### [THE EXERCISE]
In your copy, leave out the pictures and repeat the entries below exactly.

### [Saved data entries]
— start —

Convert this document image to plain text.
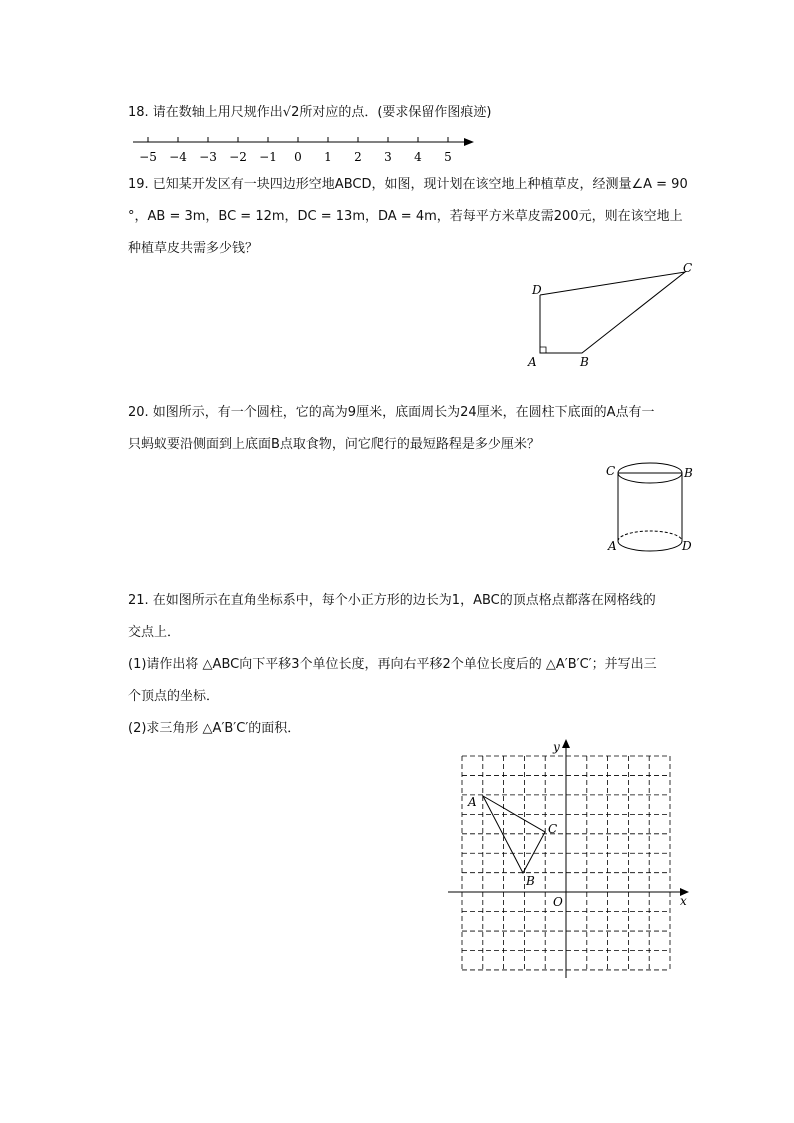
18. 请在数轴上用尺规作出√2所对应的点．(要求保留作图痕迹)
−5 −4 −3 −2 −1 0 1 2 3 4 5
19. 已知某开发区有一块四边形空地ABCD，如图，现计划在该空地上种植草皮，经测量∠A = 90
°，AB = 3m，BC = 12m，DC = 13m，DA = 4m，若每平方米草皮需200元，则在该空地上
种植草皮共需多少钱？
D
A	B
C
20. 如图所示，有一个圆柱，它的高为9厘米，底面周长为24厘米，在圆柱下底面的A点有一
只蚂蚁要沿侧面到上底面B点取食物，问它爬行的最短路程是多少厘米？
C	B
A	D
21. 在如图所示在直角坐标系中，每个小正方形的边长为1，ABC的顶点格点都落在网格线的
交点上．
(1)请作出将 △ABC向下平移3个单位长度，再向右平移2个单位长度后的 △A′B′C′；并写出三
个顶点的坐标．
(2)求三角形 △A′B′C′的面积．
A
B
C
O	x
y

— end —

### [ANSWER FOR THE TASK]
Convert this document image to plain text.
18. 请在数轴上用尺规作出√2所对应的点．(要求保留作图痕迹)
−5 −4 −3 −2 −1 0 1 2 3 4 5
19. 已知某开发区有一块四边形空地ABCD，如图，现计划在该空地上种植草皮，经测量∠A = 90
°，AB = 3m，BC = 12m，DC = 13m，DA = 4m，若每平方米草皮需200元，则在该空地上
种植草皮共需多少钱？
D
A	B
C
20. 如图所示，有一个圆柱，它的高为9厘米，底面周长为24厘米，在圆柱下底面的A点有一
只蚂蚁要沿侧面到上底面B点取食物，问它爬行的最短路程是多少厘米？
C	B
A	D
21. 在如图所示在直角坐标系中，每个小正方形的边长为1，ABC的顶点格点都落在网格线的
交点上．
(1)请作出将 △ABC向下平移3个单位长度，再向右平移2个单位长度后的 △A′B′C′；并写出三
个顶点的坐标．
(2)求三角形 △A′B′C′的面积．
A
B
C
O	x
y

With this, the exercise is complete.